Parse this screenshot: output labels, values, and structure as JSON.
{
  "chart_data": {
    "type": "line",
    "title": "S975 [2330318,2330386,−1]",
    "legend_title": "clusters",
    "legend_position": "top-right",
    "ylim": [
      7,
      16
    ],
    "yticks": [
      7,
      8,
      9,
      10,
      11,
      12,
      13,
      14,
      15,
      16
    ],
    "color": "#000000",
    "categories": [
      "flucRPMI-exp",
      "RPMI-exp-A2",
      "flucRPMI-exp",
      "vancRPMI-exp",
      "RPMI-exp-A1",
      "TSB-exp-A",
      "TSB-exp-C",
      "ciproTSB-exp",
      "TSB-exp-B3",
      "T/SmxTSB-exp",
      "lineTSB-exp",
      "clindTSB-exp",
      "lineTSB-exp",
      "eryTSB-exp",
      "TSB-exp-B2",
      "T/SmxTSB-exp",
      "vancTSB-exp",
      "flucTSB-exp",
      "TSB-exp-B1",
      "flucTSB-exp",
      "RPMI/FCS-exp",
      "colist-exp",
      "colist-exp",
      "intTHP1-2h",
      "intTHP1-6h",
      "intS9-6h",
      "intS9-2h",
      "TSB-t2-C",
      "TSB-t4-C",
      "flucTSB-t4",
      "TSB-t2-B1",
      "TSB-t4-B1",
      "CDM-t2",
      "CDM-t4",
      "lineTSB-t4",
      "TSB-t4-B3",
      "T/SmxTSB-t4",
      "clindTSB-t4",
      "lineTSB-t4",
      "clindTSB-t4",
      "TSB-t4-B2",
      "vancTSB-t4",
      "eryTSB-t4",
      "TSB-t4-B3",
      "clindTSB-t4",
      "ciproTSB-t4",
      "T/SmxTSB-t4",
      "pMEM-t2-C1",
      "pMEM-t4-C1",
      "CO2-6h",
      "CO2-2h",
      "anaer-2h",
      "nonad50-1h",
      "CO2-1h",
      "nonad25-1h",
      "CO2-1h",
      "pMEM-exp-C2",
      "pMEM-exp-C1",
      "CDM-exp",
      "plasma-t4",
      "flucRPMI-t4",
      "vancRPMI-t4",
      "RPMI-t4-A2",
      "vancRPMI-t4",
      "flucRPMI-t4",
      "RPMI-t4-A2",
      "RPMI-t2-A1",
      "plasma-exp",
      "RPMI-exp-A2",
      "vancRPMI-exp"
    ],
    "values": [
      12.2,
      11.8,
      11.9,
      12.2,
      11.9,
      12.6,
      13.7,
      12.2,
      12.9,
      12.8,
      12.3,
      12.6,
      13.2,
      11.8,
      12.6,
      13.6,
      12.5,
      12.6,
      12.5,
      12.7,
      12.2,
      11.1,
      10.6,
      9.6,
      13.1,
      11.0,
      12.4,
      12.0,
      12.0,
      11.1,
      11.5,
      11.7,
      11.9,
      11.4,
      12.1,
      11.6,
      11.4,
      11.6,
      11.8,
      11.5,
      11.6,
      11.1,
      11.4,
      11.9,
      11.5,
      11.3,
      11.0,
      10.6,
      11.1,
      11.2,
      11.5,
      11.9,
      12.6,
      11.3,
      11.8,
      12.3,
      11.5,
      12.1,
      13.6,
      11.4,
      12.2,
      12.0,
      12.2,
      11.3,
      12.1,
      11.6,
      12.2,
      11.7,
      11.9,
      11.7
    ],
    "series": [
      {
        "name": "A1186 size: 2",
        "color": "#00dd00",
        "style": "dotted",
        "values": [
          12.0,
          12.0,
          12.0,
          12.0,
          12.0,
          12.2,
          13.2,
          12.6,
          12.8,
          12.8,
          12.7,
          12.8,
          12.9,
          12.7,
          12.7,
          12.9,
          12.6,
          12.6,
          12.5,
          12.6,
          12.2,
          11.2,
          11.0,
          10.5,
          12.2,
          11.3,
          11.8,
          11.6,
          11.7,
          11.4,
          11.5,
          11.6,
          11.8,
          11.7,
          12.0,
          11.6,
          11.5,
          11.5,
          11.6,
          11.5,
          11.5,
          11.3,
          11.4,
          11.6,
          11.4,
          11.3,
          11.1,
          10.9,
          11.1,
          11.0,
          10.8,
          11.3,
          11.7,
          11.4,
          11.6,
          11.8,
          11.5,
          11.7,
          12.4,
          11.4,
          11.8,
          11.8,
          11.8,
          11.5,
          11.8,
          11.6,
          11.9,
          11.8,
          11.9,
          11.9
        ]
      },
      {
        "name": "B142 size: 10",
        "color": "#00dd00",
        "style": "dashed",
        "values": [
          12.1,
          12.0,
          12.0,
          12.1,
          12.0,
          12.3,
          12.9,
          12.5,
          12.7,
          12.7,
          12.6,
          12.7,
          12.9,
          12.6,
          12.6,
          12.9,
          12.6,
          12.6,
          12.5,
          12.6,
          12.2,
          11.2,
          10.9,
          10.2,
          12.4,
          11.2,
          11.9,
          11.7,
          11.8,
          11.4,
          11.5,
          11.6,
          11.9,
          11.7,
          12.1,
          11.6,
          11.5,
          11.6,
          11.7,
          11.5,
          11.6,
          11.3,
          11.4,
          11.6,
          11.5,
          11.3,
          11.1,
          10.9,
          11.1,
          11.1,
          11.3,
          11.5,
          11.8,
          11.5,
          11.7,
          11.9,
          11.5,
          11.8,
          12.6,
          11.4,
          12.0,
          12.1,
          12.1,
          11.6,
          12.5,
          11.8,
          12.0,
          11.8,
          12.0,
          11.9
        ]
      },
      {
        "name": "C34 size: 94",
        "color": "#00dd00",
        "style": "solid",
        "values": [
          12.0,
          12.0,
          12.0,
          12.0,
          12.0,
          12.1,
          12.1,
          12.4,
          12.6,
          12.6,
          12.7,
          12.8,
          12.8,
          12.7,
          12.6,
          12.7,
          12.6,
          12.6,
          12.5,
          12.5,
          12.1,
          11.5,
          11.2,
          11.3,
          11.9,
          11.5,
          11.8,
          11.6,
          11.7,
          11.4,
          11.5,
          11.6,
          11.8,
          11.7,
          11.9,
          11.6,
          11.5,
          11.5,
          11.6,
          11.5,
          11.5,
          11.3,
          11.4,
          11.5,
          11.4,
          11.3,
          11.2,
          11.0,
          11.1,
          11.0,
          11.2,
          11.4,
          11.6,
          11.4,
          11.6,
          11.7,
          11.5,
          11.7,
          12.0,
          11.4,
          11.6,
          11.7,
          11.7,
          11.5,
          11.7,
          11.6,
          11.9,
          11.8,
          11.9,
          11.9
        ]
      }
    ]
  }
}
■ ■ ■ ■
■ **The task**
Quote each line of the data above exactly as written.

■ **Result below**
Parse this screenshot: output labels, values, and structure as JSON.
{
  "chart_data": {
    "type": "line",
    "title": "S975 [2330318,2330386,−1]",
    "legend_title": "clusters",
    "legend_position": "top-right",
    "ylim": [
      7,
      16
    ],
    "yticks": [
      7,
      8,
      9,
      10,
      11,
      12,
      13,
      14,
      15,
      16
    ],
    "color": "#000000",
    "categories": [
      "flucRPMI-exp",
      "RPMI-exp-A2",
      "flucRPMI-exp",
      "vancRPMI-exp",
      "RPMI-exp-A1",
      "TSB-exp-A",
      "TSB-exp-C",
      "ciproTSB-exp",
      "TSB-exp-B3",
      "T/SmxTSB-exp",
      "lineTSB-exp",
      "clindTSB-exp",
      "lineTSB-exp",
      "eryTSB-exp",
      "TSB-exp-B2",
      "T/SmxTSB-exp",
      "vancTSB-exp",
      "flucTSB-exp",
      "TSB-exp-B1",
      "flucTSB-exp",
      "RPMI/FCS-exp",
      "colist-exp",
      "colist-exp",
      "intTHP1-2h",
      "intTHP1-6h",
      "intS9-6h",
      "intS9-2h",
      "TSB-t2-C",
      "TSB-t4-C",
      "flucTSB-t4",
      "TSB-t2-B1",
      "TSB-t4-B1",
      "CDM-t2",
      "CDM-t4",
      "lineTSB-t4",
      "TSB-t4-B3",
      "T/SmxTSB-t4",
      "clindTSB-t4",
      "lineTSB-t4",
      "clindTSB-t4",
      "TSB-t4-B2",
      "vancTSB-t4",
      "eryTSB-t4",
      "TSB-t4-B3",
      "clindTSB-t4",
      "ciproTSB-t4",
      "T/SmxTSB-t4",
      "pMEM-t2-C1",
      "pMEM-t4-C1",
      "CO2-6h",
      "CO2-2h",
      "anaer-2h",
      "nonad50-1h",
      "CO2-1h",
      "nonad25-1h",
      "CO2-1h",
      "pMEM-exp-C2",
      "pMEM-exp-C1",
      "CDM-exp",
      "plasma-t4",
      "flucRPMI-t4",
      "vancRPMI-t4",
      "RPMI-t4-A2",
      "vancRPMI-t4",
      "flucRPMI-t4",
      "RPMI-t4-A2",
      "RPMI-t2-A1",
      "plasma-exp",
      "RPMI-exp-A2",
      "vancRPMI-exp"
    ],
    "values": [
      12.2,
      11.8,
      11.9,
      12.2,
      11.9,
      12.6,
      13.7,
      12.2,
      12.9,
      12.8,
      12.3,
      12.6,
      13.2,
      11.8,
      12.6,
      13.6,
      12.5,
      12.6,
      12.5,
      12.7,
      12.2,
      11.1,
      10.6,
      9.6,
      13.1,
      11.0,
      12.4,
      12.0,
      12.0,
      11.1,
      11.5,
      11.7,
      11.9,
      11.4,
      12.1,
      11.6,
      11.4,
      11.6,
      11.8,
      11.5,
      11.6,
      11.1,
      11.4,
      11.9,
      11.5,
      11.3,
      11.0,
      10.6,
      11.1,
      11.2,
      11.5,
      11.9,
      12.6,
      11.3,
      11.8,
      12.3,
      11.5,
      12.1,
      13.6,
      11.4,
      12.2,
      12.0,
      12.2,
      11.3,
      12.1,
      11.6,
      12.2,
      11.7,
      11.9,
      11.7
    ],
    "series": [
      {
        "name": "A1186 size: 2",
        "color": "#00dd00",
        "style": "dotted",
        "values": [
          12.0,
          12.0,
          12.0,
          12.0,
          12.0,
          12.2,
          13.2,
          12.6,
          12.8,
          12.8,
          12.7,
          12.8,
          12.9,
          12.7,
          12.7,
          12.9,
          12.6,
          12.6,
          12.5,
          12.6,
          12.2,
          11.2,
          11.0,
          10.5,
          12.2,
          11.3,
          11.8,
          11.6,
          11.7,
          11.4,
          11.5,
          11.6,
          11.8,
          11.7,
          12.0,
          11.6,
          11.5,
          11.5,
          11.6,
          11.5,
          11.5,
          11.3,
          11.4,
          11.6,
          11.4,
          11.3,
          11.1,
          10.9,
          11.1,
          11.0,
          10.8,
          11.3,
          11.7,
          11.4,
          11.6,
          11.8,
          11.5,
          11.7,
          12.4,
          11.4,
          11.8,
          11.8,
          11.8,
          11.5,
          11.8,
          11.6,
          11.9,
          11.8,
          11.9,
          11.9
        ]
      },
      {
        "name": "B142 size: 10",
        "color": "#00dd00",
        "style": "dashed",
        "values": [
          12.1,
          12.0,
          12.0,
          12.1,
          12.0,
          12.3,
          12.9,
          12.5,
          12.7,
          12.7,
          12.6,
          12.7,
          12.9,
          12.6,
          12.6,
          12.9,
          12.6,
          12.6,
          12.5,
          12.6,
          12.2,
          11.2,
          10.9,
          10.2,
          12.4,
          11.2,
          11.9,
          11.7,
          11.8,
          11.4,
          11.5,
          11.6,
          11.9,
          11.7,
          12.1,
          11.6,
          11.5,
          11.6,
          11.7,
          11.5,
          11.6,
          11.3,
          11.4,
          11.6,
          11.5,
          11.3,
          11.1,
          10.9,
          11.1,
          11.1,
          11.3,
          11.5,
          11.8,
          11.5,
          11.7,
          11.9,
          11.5,
          11.8,
          12.6,
          11.4,
          12.0,
          12.1,
          12.1,
          11.6,
          12.5,
          11.8,
          12.0,
          11.8,
          12.0,
          11.9
        ]
      },
      {
        "name": "C34 size: 94",
        "color": "#00dd00",
        "style": "solid",
        "values": [
          12.0,
          12.0,
          12.0,
          12.0,
          12.0,
          12.1,
          12.1,
          12.4,
          12.6,
          12.6,
          12.7,
          12.8,
          12.8,
          12.7,
          12.6,
          12.7,
          12.6,
          12.6,
          12.5,
          12.5,
          12.1,
          11.5,
          11.2,
          11.3,
          11.9,
          11.5,
          11.8,
          11.6,
          11.7,
          11.4,
          11.5,
          11.6,
          11.8,
          11.7,
          11.9,
          11.6,
          11.5,
          11.5,
          11.6,
          11.5,
          11.5,
          11.3,
          11.4,
          11.5,
          11.4,
          11.3,
          11.2,
          11.0,
          11.1,
          11.0,
          11.2,
          11.4,
          11.6,
          11.4,
          11.6,
          11.7,
          11.5,
          11.7,
          12.0,
          11.4,
          11.6,
          11.7,
          11.7,
          11.5,
          11.7,
          11.6,
          11.9,
          11.8,
          11.9,
          11.9
        ]
      }
    ]
  }
}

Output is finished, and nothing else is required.